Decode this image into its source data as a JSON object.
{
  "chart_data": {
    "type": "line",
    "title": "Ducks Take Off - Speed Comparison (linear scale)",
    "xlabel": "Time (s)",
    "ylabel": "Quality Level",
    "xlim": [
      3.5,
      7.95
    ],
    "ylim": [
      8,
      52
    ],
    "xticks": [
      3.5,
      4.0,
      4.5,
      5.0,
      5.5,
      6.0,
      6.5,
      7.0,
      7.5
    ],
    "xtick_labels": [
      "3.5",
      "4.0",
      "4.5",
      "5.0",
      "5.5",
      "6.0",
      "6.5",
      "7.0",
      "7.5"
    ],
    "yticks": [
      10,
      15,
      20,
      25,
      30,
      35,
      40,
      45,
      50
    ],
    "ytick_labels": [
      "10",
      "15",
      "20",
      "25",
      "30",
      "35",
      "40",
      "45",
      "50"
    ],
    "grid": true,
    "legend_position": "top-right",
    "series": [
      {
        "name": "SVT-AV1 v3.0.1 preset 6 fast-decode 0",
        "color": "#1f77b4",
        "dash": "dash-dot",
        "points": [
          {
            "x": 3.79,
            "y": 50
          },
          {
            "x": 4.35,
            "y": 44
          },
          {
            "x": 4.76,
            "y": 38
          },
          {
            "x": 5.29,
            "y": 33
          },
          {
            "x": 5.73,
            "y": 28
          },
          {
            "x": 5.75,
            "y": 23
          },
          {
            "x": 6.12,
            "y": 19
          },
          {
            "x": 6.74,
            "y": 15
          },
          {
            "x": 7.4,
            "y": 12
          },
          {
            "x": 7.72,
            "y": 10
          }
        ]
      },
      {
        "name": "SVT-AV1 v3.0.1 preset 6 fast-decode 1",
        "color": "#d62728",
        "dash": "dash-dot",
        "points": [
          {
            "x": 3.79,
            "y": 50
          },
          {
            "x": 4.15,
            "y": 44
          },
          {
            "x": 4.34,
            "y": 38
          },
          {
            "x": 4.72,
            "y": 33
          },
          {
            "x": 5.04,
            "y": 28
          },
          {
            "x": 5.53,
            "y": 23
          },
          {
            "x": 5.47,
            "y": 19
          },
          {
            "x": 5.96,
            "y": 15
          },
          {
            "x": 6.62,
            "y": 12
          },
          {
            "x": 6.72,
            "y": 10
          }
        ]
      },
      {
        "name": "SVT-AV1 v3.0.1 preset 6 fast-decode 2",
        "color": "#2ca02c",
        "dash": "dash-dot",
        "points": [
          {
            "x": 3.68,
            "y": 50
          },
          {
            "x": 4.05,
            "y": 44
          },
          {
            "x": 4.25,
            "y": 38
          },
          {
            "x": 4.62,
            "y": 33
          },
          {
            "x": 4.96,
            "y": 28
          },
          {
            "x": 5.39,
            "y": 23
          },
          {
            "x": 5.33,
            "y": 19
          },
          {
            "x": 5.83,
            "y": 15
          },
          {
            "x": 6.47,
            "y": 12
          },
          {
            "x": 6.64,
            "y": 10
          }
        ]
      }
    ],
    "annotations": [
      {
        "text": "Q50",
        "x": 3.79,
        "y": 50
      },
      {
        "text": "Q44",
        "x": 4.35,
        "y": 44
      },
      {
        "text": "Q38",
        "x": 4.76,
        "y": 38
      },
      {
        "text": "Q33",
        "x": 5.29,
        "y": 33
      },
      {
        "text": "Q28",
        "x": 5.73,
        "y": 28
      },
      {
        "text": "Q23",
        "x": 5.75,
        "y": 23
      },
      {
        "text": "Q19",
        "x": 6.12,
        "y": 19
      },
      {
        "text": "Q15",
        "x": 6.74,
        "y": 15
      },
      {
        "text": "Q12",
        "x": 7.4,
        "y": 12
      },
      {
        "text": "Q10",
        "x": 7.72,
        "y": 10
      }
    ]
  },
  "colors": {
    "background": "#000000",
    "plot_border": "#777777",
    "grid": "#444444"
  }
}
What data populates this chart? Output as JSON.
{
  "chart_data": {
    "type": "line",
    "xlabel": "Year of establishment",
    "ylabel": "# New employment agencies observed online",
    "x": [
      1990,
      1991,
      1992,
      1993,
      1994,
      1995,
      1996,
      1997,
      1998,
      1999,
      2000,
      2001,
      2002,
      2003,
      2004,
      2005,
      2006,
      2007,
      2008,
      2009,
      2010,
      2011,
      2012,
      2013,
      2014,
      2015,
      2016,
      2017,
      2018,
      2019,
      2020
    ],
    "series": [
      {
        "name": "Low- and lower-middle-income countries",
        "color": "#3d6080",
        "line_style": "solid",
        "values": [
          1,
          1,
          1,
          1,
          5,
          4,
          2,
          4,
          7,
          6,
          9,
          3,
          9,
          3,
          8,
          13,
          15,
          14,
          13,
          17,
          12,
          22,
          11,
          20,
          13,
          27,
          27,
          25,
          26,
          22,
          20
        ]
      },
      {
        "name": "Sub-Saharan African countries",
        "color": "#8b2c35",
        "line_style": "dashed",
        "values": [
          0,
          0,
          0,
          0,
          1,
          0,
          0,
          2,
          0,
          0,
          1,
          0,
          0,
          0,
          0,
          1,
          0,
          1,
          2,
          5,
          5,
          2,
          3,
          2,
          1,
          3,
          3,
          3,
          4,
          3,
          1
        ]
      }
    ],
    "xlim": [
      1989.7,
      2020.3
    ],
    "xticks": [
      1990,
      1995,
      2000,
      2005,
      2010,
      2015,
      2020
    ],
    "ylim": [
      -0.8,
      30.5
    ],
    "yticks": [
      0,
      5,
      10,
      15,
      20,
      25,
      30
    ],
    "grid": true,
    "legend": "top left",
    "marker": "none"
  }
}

PROBLEM DETAILS>
Repeat the lines above exactly.

COMPLETE OUTPUT>
Decode this image into its source data as a JSON object.
{
  "chart_data": {
    "type": "line",
    "title": "Ducks Take Off - Speed Comparison (linear scale)",
    "xlabel": "Time (s)",
    "ylabel": "Quality Level",
    "xlim": [
      3.5,
      7.95
    ],
    "ylim": [
      8,
      52
    ],
    "xticks": [
      3.5,
      4.0,
      4.5,
      5.0,
      5.5,
      6.0,
      6.5,
      7.0,
      7.5
    ],
    "xtick_labels": [
      "3.5",
      "4.0",
      "4.5",
      "5.0",
      "5.5",
      "6.0",
      "6.5",
      "7.0",
      "7.5"
    ],
    "yticks": [
      10,
      15,
      20,
      25,
      30,
      35,
      40,
      45,
      50
    ],
    "ytick_labels": [
      "10",
      "15",
      "20",
      "25",
      "30",
      "35",
      "40",
      "45",
      "50"
    ],
    "grid": true,
    "legend_position": "top-right",
    "series": [
      {
        "name": "SVT-AV1 v3.0.1 preset 6 fast-decode 0",
        "color": "#1f77b4",
        "dash": "dash-dot",
        "points": [
          {
            "x": 3.79,
            "y": 50
          },
          {
            "x": 4.35,
            "y": 44
          },
          {
            "x": 4.76,
            "y": 38
          },
          {
            "x": 5.29,
            "y": 33
          },
          {
            "x": 5.73,
            "y": 28
          },
          {
            "x": 5.75,
            "y": 23
          },
          {
            "x": 6.12,
            "y": 19
          },
          {
            "x": 6.74,
            "y": 15
          },
          {
            "x": 7.4,
            "y": 12
          },
          {
            "x": 7.72,
            "y": 10
          }
        ]
      },
      {
        "name": "SVT-AV1 v3.0.1 preset 6 fast-decode 1",
        "color": "#d62728",
        "dash": "dash-dot",
        "points": [
          {
            "x": 3.79,
            "y": 50
          },
          {
            "x": 4.15,
            "y": 44
          },
          {
            "x": 4.34,
            "y": 38
          },
          {
            "x": 4.72,
            "y": 33
          },
          {
            "x": 5.04,
            "y": 28
          },
          {
            "x": 5.53,
            "y": 23
          },
          {
            "x": 5.47,
            "y": 19
          },
          {
            "x": 5.96,
            "y": 15
          },
          {
            "x": 6.62,
            "y": 12
          },
          {
            "x": 6.72,
            "y": 10
          }
        ]
      },
      {
        "name": "SVT-AV1 v3.0.1 preset 6 fast-decode 2",
        "color": "#2ca02c",
        "dash": "dash-dot",
        "points": [
          {
            "x": 3.68,
            "y": 50
          },
          {
            "x": 4.05,
            "y": 44
          },
          {
            "x": 4.25,
            "y": 38
          },
          {
            "x": 4.62,
            "y": 33
          },
          {
            "x": 4.96,
            "y": 28
          },
          {
            "x": 5.39,
            "y": 23
          },
          {
            "x": 5.33,
            "y": 19
          },
          {
            "x": 5.83,
            "y": 15
          },
          {
            "x": 6.47,
            "y": 12
          },
          {
            "x": 6.64,
            "y": 10
          }
        ]
      }
    ],
    "annotations": [
      {
        "text": "Q50",
        "x": 3.79,
        "y": 50
      },
      {
        "text": "Q44",
        "x": 4.35,
        "y": 44
      },
      {
        "text": "Q38",
        "x": 4.76,
        "y": 38
      },
      {
        "text": "Q33",
        "x": 5.29,
        "y": 33
      },
      {
        "text": "Q28",
        "x": 5.73,
        "y": 28
      },
      {
        "text": "Q23",
        "x": 5.75,
        "y": 23
      },
      {
        "text": "Q19",
        "x": 6.12,
        "y": 19
      },
      {
        "text": "Q15",
        "x": 6.74,
        "y": 15
      },
      {
        "text": "Q12",
        "x": 7.4,
        "y": 12
      },
      {
        "text": "Q10",
        "x": 7.72,
        "y": 10
      }
    ]
  },
  "colors": {
    "background": "#000000",
    "plot_border": "#777777",
    "grid": "#444444"
  }
}
What data populates this chart? Output as JSON.
{
  "chart_data": {
    "type": "line",
    "xlabel": "Year of establishment",
    "ylabel": "# New employment agencies observed online",
    "x": [
      1990,
      1991,
      1992,
      1993,
      1994,
      1995,
      1996,
      1997,
      1998,
      1999,
      2000,
      2001,
      2002,
      2003,
      2004,
      2005,
      2006,
      2007,
      2008,
      2009,
      2010,
      2011,
      2012,
      2013,
      2014,
      2015,
      2016,
      2017,
      2018,
      2019,
      2020
    ],
    "series": [
      {
        "name": "Low- and lower-middle-income countries",
        "color": "#3d6080",
        "line_style": "solid",
        "values": [
          1,
          1,
          1,
          1,
          5,
          4,
          2,
          4,
          7,
          6,
          9,
          3,
          9,
          3,
          8,
          13,
          15,
          14,
          13,
          17,
          12,
          22,
          11,
          20,
          13,
          27,
          27,
          25,
          26,
          22,
          20
        ]
      },
      {
        "name": "Sub-Saharan African countries",
        "color": "#8b2c35",
        "line_style": "dashed",
        "values": [
          0,
          0,
          0,
          0,
          1,
          0,
          0,
          2,
          0,
          0,
          1,
          0,
          0,
          0,
          0,
          1,
          0,
          1,
          2,
          5,
          5,
          2,
          3,
          2,
          1,
          3,
          3,
          3,
          4,
          3,
          1
        ]
      }
    ],
    "xlim": [
      1989.7,
      2020.3
    ],
    "xticks": [
      1990,
      1995,
      2000,
      2005,
      2010,
      2015,
      2020
    ],
    "ylim": [
      -0.8,
      30.5
    ],
    "yticks": [
      0,
      5,
      10,
      15,
      20,
      25,
      30
    ],
    "grid": true,
    "legend": "top left",
    "marker": "none"
  }
}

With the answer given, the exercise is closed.